Requirement A => Tell whether each statement agrees with the TIMEPLAST text that follows. Answer yes or no for each, and quote the deciding words of the text verbatim. (i) Heptane is added to the sample plastic until the plastic fully dissolves. (ii) Methyl rhenium trioxide can be in the range of 45%-55% and still function. (iii) The amount of additive added to the plastic sought to be produced can range between 0.09% and 1%.

##########

TIMEPLAST is made by using heptane to partially desynthesize a sample of the plastic material to which the TIMEPLAST eventually will be added. The resulting mix is combined, at 75 percent of the sample plastic's melting temperature, with the cellulose, methyl rhenium trioxide, butylated hydroxytoluene, and polyphenol oxidase. The relative percentage of the heptane is related to the molecular weight (g/mol) of the sample plastic (SP). Different types of plastic require a different amount of heptane in this step.
TIMEPLAST can be formulated in accordance with the following exemplary process.
CA, CB, CC and CD=compounds A, B, C and D, respectively.
BA=TIMEPLAST
PD=amount of actual production demand of the plastic that was sampled
(SP<100%>+Heptane Volumetric in solution approach until solute (SP) partially dissolves into the solvent (Heptane)=CA (1)
According to Equation (1), heptane is added to 100% of the sample plastic until the sample plastic partially dissolves into the Heptane.
CA<100%>+Cellulose<100%>=CB (2)
According to Equation (2), cellulose is added to CA until the molecular weight of the quantity of cellulose being added equals the molecular weight of CA.
CB<100%>+Methyl rhenium trioxide<50%>=CC (3)
According to Equation (3), methyl rhenium trioxide is added to CB until the molecular weight of the quantity of methyl rhenium trioxide being added equals half the molecular weight of CB.
CC<100%>+Butylated hydroxytoluene<15%>=CD (4)
According to Equation (4), butylated hydroxytoluene is added to CC until the molecular weight of the quantity of butylated hydroxytoluene being added equals 15% of the molecular weight of CB.
CD<100%>+Polyphenol oxidase<75%>=BA (5)
According to Equation (5), polyphenol oxidase is added to CD until the molecular weight of the quantity of polyphenol oxidase being added equals 75% of the molecular weight of CD.
BA<0.1%>+PD<100%>=Final commercial-production plastic (6)
SP=clients' needs. (0.1% is equivalent to an inverse factor (additive/plastic's mass) of 1.
BA is the final TIMEPLAST additive. Once BA is created, 0.1% of the molecular weight of the amount of plastic desired to be produced is added in the form of the additive BA.
The above molecular weight percentages are believed to be the most effective amounts. Each molecular weight percentage still can work in a +/−5% range. To illustrate, the percentage of the molecular weight in added cellulose can be within the range of 90% and 100% and still function Similarly, the percentage of methyl rhenium trioxide can be in the range of 45%-55% and function. The percentage of butylated hydroxytoluene can be within the range of 10%-20% and still function; and the percentage of polyphenol oxidase can be within the range of 70%-80% and still function. The amount of additive to be added to the amount of plastic sought to be produced can range between 0.09% and 1%.

##########

Requirement B => From the stored dataset items, extract the rows word for word, starting at the first row and ending at the row that contains "assistant-title: Vocabulary Corrector". Include both end rows.

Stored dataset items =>

##########

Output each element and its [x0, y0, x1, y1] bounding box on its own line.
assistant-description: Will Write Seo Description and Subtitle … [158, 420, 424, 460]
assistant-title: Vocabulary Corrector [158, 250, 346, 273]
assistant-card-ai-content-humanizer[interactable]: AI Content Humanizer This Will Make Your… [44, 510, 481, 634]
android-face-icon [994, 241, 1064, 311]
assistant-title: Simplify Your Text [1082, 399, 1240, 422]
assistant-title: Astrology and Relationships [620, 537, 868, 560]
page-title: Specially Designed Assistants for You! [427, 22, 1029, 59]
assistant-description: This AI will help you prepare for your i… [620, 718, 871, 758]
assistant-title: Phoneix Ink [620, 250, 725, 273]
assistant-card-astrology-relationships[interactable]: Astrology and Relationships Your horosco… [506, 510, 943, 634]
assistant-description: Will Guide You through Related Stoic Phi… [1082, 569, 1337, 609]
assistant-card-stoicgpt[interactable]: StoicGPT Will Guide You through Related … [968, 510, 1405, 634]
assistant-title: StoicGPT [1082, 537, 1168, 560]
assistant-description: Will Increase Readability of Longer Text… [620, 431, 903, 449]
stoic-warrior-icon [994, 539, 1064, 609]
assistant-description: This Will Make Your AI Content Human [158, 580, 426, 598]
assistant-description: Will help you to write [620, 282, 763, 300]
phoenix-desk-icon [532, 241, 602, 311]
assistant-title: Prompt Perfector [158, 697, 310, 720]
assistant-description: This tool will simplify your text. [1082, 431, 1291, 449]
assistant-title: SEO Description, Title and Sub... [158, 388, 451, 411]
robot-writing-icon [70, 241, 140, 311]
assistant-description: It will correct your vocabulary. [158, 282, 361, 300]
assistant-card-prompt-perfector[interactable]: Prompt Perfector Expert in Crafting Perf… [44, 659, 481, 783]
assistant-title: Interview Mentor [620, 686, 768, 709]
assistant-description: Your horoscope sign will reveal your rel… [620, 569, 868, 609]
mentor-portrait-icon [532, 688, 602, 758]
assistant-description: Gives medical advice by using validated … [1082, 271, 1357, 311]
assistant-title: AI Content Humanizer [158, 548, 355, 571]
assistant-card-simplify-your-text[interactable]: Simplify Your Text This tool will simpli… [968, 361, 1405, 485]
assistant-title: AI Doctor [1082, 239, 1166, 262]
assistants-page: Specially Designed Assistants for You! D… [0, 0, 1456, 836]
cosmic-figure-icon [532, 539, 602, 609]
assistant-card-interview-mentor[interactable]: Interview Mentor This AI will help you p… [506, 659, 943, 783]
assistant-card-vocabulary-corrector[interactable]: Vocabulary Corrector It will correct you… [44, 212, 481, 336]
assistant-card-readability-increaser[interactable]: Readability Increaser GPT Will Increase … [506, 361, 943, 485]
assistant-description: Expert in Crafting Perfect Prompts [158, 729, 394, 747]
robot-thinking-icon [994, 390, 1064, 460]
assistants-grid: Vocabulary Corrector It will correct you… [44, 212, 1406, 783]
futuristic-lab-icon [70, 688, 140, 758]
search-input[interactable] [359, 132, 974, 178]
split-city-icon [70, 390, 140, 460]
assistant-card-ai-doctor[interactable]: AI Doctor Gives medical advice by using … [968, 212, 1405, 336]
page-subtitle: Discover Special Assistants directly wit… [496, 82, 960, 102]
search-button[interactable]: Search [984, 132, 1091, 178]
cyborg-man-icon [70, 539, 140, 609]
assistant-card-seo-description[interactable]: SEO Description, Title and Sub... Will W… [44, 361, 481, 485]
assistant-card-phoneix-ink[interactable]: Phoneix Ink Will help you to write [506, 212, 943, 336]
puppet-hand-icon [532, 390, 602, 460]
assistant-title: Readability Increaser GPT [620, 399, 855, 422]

##########

Written response A =>
(i) No: "heptane is added to 100% of the sample plastic until the sample plastic partially dissolves into the Heptane"
(ii) Yes: "the percentage of methyl rhenium trioxide can be in the range of 45%-55% and function"
(iii) Yes: "The amount of additive to be added to the amount of plastic sought to be produced can range between 0.09% and 1%"

Written response B =>
Output each element and its [x0, y0, x1, y1] bounding box on its own line.
assistant-description: Will Write Seo Description and Subtitle … [158, 420, 424, 460]
assistant-title: Vocabulary Corrector [158, 250, 346, 273]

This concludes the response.